#### WHAT TO WORK ON:
Reproduce each of the following items verbatim, preserving every line without alteration.

====== DATASET RECORDS ======

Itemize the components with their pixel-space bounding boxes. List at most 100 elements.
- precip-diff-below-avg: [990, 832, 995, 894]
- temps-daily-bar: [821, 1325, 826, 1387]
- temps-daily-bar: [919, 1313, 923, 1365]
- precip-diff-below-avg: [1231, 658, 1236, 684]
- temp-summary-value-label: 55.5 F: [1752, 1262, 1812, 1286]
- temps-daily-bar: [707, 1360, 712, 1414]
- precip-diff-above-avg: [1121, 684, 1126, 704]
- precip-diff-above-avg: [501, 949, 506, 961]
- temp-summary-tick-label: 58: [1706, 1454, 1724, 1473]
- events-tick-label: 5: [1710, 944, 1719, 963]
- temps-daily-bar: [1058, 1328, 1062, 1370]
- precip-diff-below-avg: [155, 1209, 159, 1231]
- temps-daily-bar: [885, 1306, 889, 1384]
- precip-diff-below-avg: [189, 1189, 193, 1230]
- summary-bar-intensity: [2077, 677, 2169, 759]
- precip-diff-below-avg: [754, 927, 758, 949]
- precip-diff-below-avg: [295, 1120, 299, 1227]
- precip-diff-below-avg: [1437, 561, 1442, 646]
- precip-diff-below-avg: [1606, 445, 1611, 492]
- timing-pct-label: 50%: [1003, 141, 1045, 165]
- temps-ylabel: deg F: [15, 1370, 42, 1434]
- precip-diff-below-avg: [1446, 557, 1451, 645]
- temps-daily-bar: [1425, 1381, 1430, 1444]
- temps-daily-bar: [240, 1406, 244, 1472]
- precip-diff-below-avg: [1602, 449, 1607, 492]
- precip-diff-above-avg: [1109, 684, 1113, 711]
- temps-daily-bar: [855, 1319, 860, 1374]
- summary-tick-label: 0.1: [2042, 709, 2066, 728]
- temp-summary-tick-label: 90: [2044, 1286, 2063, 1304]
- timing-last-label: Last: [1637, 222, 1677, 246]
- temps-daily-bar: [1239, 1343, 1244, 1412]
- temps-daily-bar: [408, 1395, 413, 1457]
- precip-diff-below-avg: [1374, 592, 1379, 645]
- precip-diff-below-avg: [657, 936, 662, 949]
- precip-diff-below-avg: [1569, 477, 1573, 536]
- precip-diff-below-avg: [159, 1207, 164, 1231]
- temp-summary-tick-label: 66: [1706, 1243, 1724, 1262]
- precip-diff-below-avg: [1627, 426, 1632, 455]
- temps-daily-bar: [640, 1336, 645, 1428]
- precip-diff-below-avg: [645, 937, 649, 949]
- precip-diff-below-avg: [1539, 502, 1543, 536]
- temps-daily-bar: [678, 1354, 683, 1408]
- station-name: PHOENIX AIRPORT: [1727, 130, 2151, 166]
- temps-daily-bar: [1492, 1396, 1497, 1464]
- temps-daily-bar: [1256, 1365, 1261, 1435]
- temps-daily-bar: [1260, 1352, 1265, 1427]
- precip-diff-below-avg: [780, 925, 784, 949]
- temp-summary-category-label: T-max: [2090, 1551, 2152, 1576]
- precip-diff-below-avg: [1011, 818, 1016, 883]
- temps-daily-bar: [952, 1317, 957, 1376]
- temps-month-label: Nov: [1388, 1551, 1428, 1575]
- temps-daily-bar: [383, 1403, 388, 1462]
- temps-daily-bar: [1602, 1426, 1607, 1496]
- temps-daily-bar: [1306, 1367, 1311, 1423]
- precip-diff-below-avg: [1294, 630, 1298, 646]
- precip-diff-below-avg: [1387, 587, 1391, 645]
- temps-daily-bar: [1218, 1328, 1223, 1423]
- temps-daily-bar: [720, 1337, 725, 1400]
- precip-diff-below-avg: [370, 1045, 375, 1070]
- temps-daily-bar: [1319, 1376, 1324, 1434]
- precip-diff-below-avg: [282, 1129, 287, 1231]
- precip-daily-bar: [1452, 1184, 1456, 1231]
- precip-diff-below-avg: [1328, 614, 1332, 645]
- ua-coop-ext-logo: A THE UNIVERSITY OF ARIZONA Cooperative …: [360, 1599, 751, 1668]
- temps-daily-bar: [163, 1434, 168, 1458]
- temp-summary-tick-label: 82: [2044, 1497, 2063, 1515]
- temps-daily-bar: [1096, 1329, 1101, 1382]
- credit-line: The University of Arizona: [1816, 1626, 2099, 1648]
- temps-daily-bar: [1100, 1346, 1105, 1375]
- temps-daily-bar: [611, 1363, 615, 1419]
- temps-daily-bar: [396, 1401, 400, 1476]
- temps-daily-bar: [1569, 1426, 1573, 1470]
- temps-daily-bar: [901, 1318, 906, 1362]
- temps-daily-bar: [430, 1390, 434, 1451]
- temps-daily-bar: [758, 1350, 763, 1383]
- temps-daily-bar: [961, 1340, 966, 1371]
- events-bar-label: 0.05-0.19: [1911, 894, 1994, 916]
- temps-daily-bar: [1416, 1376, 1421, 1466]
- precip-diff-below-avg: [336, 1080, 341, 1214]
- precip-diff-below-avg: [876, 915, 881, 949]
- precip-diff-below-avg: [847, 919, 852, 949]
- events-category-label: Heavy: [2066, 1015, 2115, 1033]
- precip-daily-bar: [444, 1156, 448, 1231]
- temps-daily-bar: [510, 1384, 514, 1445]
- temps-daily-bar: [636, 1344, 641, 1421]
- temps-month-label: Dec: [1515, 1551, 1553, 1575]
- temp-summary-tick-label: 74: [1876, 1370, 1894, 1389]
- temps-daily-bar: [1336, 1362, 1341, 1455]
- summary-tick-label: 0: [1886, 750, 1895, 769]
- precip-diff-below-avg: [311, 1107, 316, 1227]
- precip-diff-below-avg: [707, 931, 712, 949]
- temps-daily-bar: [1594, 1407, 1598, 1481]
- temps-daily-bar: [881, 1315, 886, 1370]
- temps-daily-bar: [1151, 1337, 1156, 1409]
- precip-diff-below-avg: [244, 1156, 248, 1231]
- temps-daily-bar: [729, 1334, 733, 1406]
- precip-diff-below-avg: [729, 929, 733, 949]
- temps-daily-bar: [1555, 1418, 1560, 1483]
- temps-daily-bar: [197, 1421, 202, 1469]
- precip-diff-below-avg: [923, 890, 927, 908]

======

#### THE SOLUTION:
Itemize the components with their pixel-space bounding boxes. List at most 100 elements.
- precip-diff-below-avg: [990, 832, 995, 894]
- temps-daily-bar: [821, 1325, 826, 1387]
- temps-daily-bar: [919, 1313, 923, 1365]
- precip-diff-below-avg: [1231, 658, 1236, 684]
- temp-summary-value-label: 55.5 F: [1752, 1262, 1812, 1286]
- temps-daily-bar: [707, 1360, 712, 1414]
- precip-diff-above-avg: [1121, 684, 1126, 704]
- precip-diff-above-avg: [501, 949, 506, 961]
- temp-summary-tick-label: 58: [1706, 1454, 1724, 1473]
- events-tick-label: 5: [1710, 944, 1719, 963]
- temps-daily-bar: [1058, 1328, 1062, 1370]
- precip-diff-below-avg: [155, 1209, 159, 1231]
- temps-daily-bar: [885, 1306, 889, 1384]
- precip-diff-below-avg: [189, 1189, 193, 1230]
- summary-bar-intensity: [2077, 677, 2169, 759]
- precip-diff-below-avg: [754, 927, 758, 949]
- precip-diff-below-avg: [295, 1120, 299, 1227]
- precip-diff-below-avg: [1437, 561, 1442, 646]
- precip-diff-below-avg: [1606, 445, 1611, 492]
- timing-pct-label: 50%: [1003, 141, 1045, 165]
- temps-ylabel: deg F: [15, 1370, 42, 1434]
- precip-diff-below-avg: [1446, 557, 1451, 645]
- temps-daily-bar: [1425, 1381, 1430, 1444]
- temps-daily-bar: [240, 1406, 244, 1472]
- precip-diff-below-avg: [1602, 449, 1607, 492]
- precip-diff-above-avg: [1109, 684, 1113, 711]
- temps-daily-bar: [855, 1319, 860, 1374]
- summary-tick-label: 0.1: [2042, 709, 2066, 728]
- temp-summary-tick-label: 90: [2044, 1286, 2063, 1304]
- timing-last-label: Last: [1637, 222, 1677, 246]
- temps-daily-bar: [1239, 1343, 1244, 1412]
- temps-daily-bar: [408, 1395, 413, 1457]
- precip-diff-below-avg: [1374, 592, 1379, 645]
- precip-diff-below-avg: [657, 936, 662, 949]
- precip-diff-below-avg: [1569, 477, 1573, 536]
- precip-diff-below-avg: [159, 1207, 164, 1231]
- temp-summary-tick-label: 66: [1706, 1243, 1724, 1262]
- precip-diff-below-avg: [1627, 426, 1632, 455]
- temps-daily-bar: [640, 1336, 645, 1428]
- precip-diff-below-avg: [645, 937, 649, 949]
- precip-diff-below-avg: [1539, 502, 1543, 536]
- temps-daily-bar: [678, 1354, 683, 1408]
- station-name: PHOENIX AIRPORT: [1727, 130, 2151, 166]
- temps-daily-bar: [1492, 1396, 1497, 1464]
- temps-daily-bar: [1256, 1365, 1261, 1435]
- temps-daily-bar: [1260, 1352, 1265, 1427]
- precip-diff-below-avg: [780, 925, 784, 949]
- temp-summary-category-label: T-max: [2090, 1551, 2152, 1576]
- precip-diff-below-avg: [1011, 818, 1016, 883]
- temps-daily-bar: [952, 1317, 957, 1376]
- temps-month-label: Nov: [1388, 1551, 1428, 1575]
- temps-daily-bar: [383, 1403, 388, 1462]
- temps-daily-bar: [1602, 1426, 1607, 1496]
- temps-daily-bar: [1306, 1367, 1311, 1423]
- precip-diff-below-avg: [1294, 630, 1298, 646]
- precip-diff-below-avg: [1387, 587, 1391, 645]
- temps-daily-bar: [1218, 1328, 1223, 1423]
- temps-daily-bar: [720, 1337, 725, 1400]
- precip-diff-below-avg: [370, 1045, 375, 1070]
- temps-daily-bar: [1319, 1376, 1324, 1434]
- precip-diff-below-avg: [282, 1129, 287, 1231]
- precip-daily-bar: [1452, 1184, 1456, 1231]
- precip-diff-below-avg: [1328, 614, 1332, 645]
- ua-coop-ext-logo: A THE UNIVERSITY OF ARIZONA Cooperative …: [360, 1599, 751, 1668]
- temps-daily-bar: [163, 1434, 168, 1458]
- temp-summary-tick-label: 82: [2044, 1497, 2063, 1515]
- temps-daily-bar: [1096, 1329, 1101, 1382]
- credit-line: The University of Arizona: [1816, 1626, 2099, 1648]
- temps-daily-bar: [1100, 1346, 1105, 1375]
- temps-daily-bar: [611, 1363, 615, 1419]
- temps-daily-bar: [396, 1401, 400, 1476]
- temps-daily-bar: [1569, 1426, 1573, 1470]
- temps-daily-bar: [901, 1318, 906, 1362]
- temps-daily-bar: [430, 1390, 434, 1451]
- temps-daily-bar: [758, 1350, 763, 1383]
- temps-daily-bar: [961, 1340, 966, 1371]
- events-bar-label: 0.05-0.19: [1911, 894, 1994, 916]
- temps-daily-bar: [1416, 1376, 1421, 1466]
- precip-diff-below-avg: [336, 1080, 341, 1214]
- precip-diff-below-avg: [876, 915, 881, 949]
- precip-diff-below-avg: [847, 919, 852, 949]
- events-category-label: Heavy: [2066, 1015, 2115, 1033]
- precip-daily-bar: [444, 1156, 448, 1231]
- temps-daily-bar: [510, 1384, 514, 1445]
- temps-daily-bar: [636, 1344, 641, 1421]
- temps-month-label: Dec: [1515, 1551, 1553, 1575]
- temp-summary-tick-label: 74: [1876, 1370, 1894, 1389]
- temps-daily-bar: [1336, 1362, 1341, 1455]
- summary-tick-label: 0: [1886, 750, 1895, 769]
- precip-diff-below-avg: [311, 1107, 316, 1227]
- precip-diff-below-avg: [707, 931, 712, 949]
- temps-daily-bar: [1594, 1407, 1598, 1481]
- temps-daily-bar: [881, 1315, 886, 1370]
- temps-daily-bar: [1151, 1337, 1156, 1409]
- precip-diff-below-avg: [244, 1156, 248, 1231]
- temps-daily-bar: [729, 1334, 733, 1406]
- precip-diff-below-avg: [729, 929, 733, 949]
- temps-daily-bar: [1555, 1418, 1560, 1483]
- temps-daily-bar: [197, 1421, 202, 1469]
- precip-diff-below-avg: [923, 890, 927, 908]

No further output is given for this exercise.